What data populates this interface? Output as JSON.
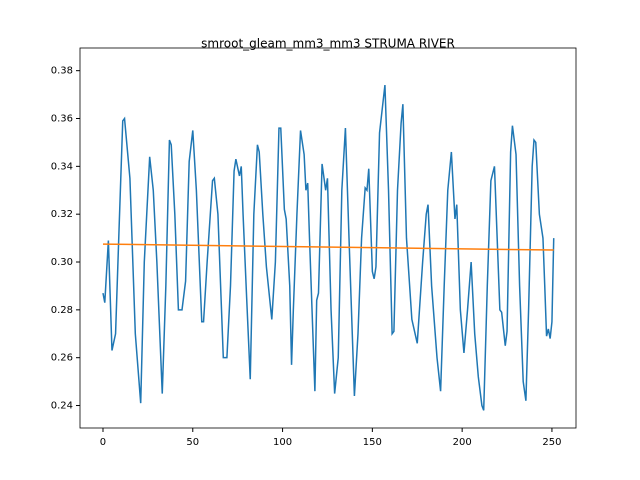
{
  "chart_data": {
    "type": "line",
    "title": "smroot_gleam_mm3_mm3 STRUMA RIVER",
    "xlim": [
      -12.8,
      263.4
    ],
    "ylim": [
      0.2306,
      0.3853
    ],
    "xticks": [
      0,
      50,
      100,
      150,
      200,
      250
    ],
    "yticks": [
      0.24,
      0.26,
      0.28,
      {
        "value": 0.3,
        "label": "0.30"
      },
      0.32,
      0.34,
      0.36,
      0.38
    ],
    "series": [
      {
        "color": "#1f77b4",
        "x": [
          0,
          1,
          3,
          5,
          7,
          9,
          11,
          12,
          15,
          18,
          21,
          23,
          26,
          28,
          30,
          33,
          35,
          37,
          38,
          40,
          42,
          44,
          46,
          48,
          50,
          52,
          55,
          56,
          58,
          61,
          62,
          64,
          67,
          69,
          71,
          73,
          74,
          76,
          77,
          78,
          80,
          82,
          84,
          86,
          87,
          89,
          91,
          94,
          96,
          98,
          99,
          101,
          102,
          104,
          105,
          106,
          108,
          110,
          112,
          113,
          114,
          115,
          118,
          119,
          120,
          122,
          124,
          125,
          127,
          129,
          131,
          133,
          135,
          137,
          140,
          142,
          144,
          146,
          147,
          148,
          150,
          151,
          152,
          154,
          157,
          159,
          161,
          162,
          164,
          166,
          167,
          169,
          172,
          175,
          178,
          180,
          181,
          183,
          186,
          188,
          190,
          192,
          194,
          196,
          197,
          199,
          201,
          203,
          205,
          207,
          209,
          211,
          212,
          214,
          216,
          218,
          220,
          221,
          222,
          224,
          225,
          227,
          228,
          230,
          232,
          234,
          235.5,
          237,
          239,
          240,
          241,
          243,
          245,
          246,
          247,
          248,
          249,
          250,
          251
        ],
        "values": [
          0.287,
          0.283,
          0.309,
          0.263,
          0.27,
          0.315,
          0.359,
          0.36,
          0.335,
          0.27,
          0.241,
          0.3,
          0.344,
          0.33,
          0.3,
          0.245,
          0.29,
          0.351,
          0.349,
          0.32,
          0.28,
          0.28,
          0.292,
          0.342,
          0.355,
          0.33,
          0.275,
          0.275,
          0.3,
          0.334,
          0.335,
          0.32,
          0.26,
          0.26,
          0.29,
          0.338,
          0.343,
          0.336,
          0.34,
          0.32,
          0.285,
          0.251,
          0.32,
          0.349,
          0.346,
          0.32,
          0.298,
          0.276,
          0.3,
          0.356,
          0.356,
          0.322,
          0.318,
          0.29,
          0.257,
          0.28,
          0.32,
          0.355,
          0.345,
          0.33,
          0.333,
          0.31,
          0.246,
          0.284,
          0.287,
          0.341,
          0.33,
          0.335,
          0.28,
          0.245,
          0.26,
          0.33,
          0.356,
          0.31,
          0.244,
          0.27,
          0.31,
          0.331,
          0.33,
          0.339,
          0.296,
          0.293,
          0.298,
          0.354,
          0.374,
          0.33,
          0.27,
          0.271,
          0.33,
          0.358,
          0.366,
          0.31,
          0.276,
          0.266,
          0.3,
          0.32,
          0.324,
          0.29,
          0.26,
          0.246,
          0.29,
          0.33,
          0.346,
          0.318,
          0.324,
          0.28,
          0.262,
          0.28,
          0.3,
          0.27,
          0.252,
          0.24,
          0.238,
          0.29,
          0.334,
          0.34,
          0.3,
          0.28,
          0.279,
          0.265,
          0.271,
          0.346,
          0.357,
          0.345,
          0.29,
          0.25,
          0.242,
          0.28,
          0.34,
          0.351,
          0.35,
          0.32,
          0.31,
          0.29,
          0.269,
          0.272,
          0.268,
          0.275,
          0.31
        ]
      },
      {
        "color": "#ff7f0e",
        "x": [
          0,
          251
        ],
        "values": [
          0.3075,
          0.305
        ]
      }
    ]
  }
}
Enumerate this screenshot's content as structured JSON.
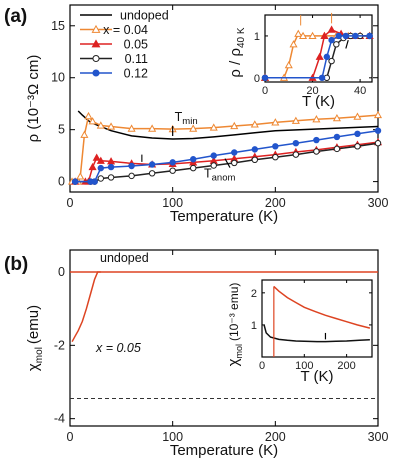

§ WHAT IS ASKED:
Say the number of lines in the listing that hold "this", with no added words.

§ TASK RESPONSE:
2